+++ Exercise data

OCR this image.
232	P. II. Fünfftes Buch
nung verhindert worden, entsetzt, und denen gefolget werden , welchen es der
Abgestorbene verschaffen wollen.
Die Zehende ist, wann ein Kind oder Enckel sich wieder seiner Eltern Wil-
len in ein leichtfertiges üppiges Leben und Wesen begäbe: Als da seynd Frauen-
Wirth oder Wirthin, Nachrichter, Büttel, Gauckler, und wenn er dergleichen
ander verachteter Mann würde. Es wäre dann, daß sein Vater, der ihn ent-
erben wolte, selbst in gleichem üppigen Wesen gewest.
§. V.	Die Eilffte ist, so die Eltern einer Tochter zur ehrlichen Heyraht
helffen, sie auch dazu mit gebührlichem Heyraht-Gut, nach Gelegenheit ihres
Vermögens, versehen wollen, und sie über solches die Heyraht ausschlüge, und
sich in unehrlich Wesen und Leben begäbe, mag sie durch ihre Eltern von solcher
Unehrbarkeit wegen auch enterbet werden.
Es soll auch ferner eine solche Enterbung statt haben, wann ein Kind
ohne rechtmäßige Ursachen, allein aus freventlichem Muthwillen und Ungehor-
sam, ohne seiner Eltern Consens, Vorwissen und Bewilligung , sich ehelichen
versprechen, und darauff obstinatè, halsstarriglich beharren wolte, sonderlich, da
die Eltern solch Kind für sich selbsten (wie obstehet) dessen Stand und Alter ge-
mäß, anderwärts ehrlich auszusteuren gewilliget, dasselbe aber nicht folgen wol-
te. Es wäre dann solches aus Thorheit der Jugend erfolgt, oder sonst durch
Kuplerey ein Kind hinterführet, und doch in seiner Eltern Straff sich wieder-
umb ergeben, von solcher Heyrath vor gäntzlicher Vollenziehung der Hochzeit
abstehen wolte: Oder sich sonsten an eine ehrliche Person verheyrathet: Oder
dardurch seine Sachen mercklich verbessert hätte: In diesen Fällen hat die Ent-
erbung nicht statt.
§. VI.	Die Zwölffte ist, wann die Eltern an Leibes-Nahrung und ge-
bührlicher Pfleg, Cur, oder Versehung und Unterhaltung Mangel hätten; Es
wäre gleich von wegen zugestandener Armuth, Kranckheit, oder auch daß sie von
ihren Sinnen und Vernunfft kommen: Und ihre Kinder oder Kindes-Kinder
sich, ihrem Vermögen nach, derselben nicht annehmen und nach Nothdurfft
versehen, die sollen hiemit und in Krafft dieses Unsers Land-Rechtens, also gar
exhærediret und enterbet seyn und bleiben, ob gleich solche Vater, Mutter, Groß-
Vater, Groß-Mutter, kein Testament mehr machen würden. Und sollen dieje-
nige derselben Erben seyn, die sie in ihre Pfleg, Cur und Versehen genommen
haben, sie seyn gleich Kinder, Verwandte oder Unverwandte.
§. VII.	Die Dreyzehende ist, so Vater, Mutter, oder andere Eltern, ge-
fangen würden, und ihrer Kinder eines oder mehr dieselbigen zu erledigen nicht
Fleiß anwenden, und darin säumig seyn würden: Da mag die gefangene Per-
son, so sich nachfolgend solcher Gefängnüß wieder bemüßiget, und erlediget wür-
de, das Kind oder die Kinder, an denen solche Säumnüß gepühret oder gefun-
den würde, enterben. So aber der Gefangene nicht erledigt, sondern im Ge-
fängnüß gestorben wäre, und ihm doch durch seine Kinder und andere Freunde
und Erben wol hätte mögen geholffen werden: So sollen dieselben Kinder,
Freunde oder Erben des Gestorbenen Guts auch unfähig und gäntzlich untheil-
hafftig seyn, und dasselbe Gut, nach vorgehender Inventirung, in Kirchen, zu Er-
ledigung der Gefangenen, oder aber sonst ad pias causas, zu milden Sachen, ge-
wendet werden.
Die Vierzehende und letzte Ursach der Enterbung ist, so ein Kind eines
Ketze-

++++++

> **What you are asked to do**
Reproduce every line above that contains the string "würden".

> **Result**
Vater, Groß-Mutter, kein Testament mehr machen würden. Und sollen dieje-
fangen würden, und ihrer Kinder eines oder mehr dieselbigen zu erledigen nicht
Fleiß anwenden, und darin säumig seyn würden: Da mag die gefangene Per-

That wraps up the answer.